Find every line of the listing below where "Profiles" appears, and copy it.

Dataset excerpt
-.-.-

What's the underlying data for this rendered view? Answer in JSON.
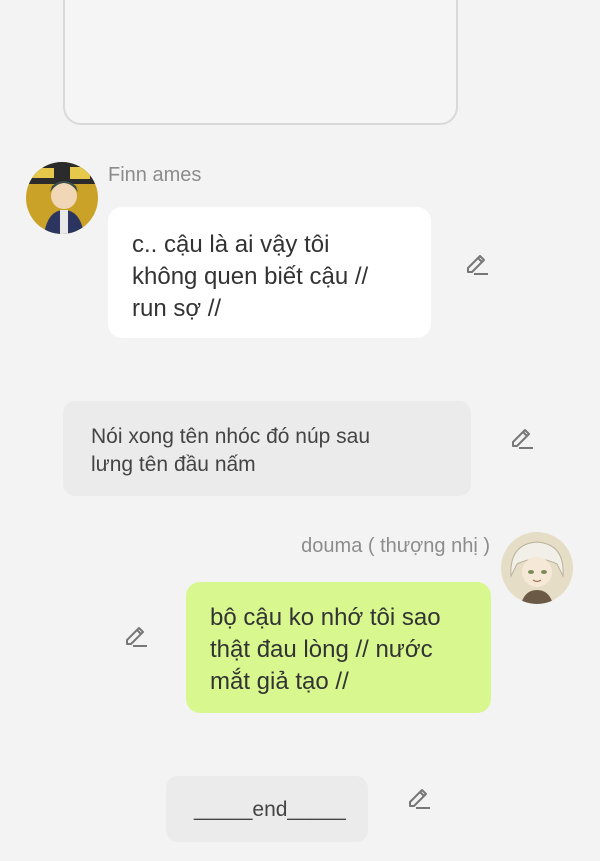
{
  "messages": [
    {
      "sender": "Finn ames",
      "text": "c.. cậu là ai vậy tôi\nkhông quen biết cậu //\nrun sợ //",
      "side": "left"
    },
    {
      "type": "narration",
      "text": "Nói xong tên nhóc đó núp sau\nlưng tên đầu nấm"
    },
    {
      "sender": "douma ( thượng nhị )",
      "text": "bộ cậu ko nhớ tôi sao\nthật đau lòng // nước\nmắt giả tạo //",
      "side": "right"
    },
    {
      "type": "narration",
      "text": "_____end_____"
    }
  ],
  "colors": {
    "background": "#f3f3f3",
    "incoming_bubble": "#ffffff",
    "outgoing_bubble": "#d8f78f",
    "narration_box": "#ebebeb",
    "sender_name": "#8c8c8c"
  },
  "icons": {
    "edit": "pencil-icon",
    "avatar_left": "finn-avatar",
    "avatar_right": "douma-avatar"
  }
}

-.-.-

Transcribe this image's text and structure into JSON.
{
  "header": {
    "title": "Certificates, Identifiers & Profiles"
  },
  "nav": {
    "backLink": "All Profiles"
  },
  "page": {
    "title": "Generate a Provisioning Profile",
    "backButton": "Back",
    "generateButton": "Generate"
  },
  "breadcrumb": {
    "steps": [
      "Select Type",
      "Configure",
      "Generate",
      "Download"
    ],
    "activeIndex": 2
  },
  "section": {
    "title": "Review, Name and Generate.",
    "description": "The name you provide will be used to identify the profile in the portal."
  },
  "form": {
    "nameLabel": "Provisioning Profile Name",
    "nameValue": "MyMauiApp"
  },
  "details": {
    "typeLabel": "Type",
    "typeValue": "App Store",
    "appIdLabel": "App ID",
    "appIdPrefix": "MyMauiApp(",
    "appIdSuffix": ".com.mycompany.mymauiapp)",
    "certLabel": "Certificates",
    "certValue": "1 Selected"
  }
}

-.-.-

RESPONSE FOR THIS EXERCISE
    "title": "Certificates, Identifiers & Profiles"
    "backLink": "All Profiles"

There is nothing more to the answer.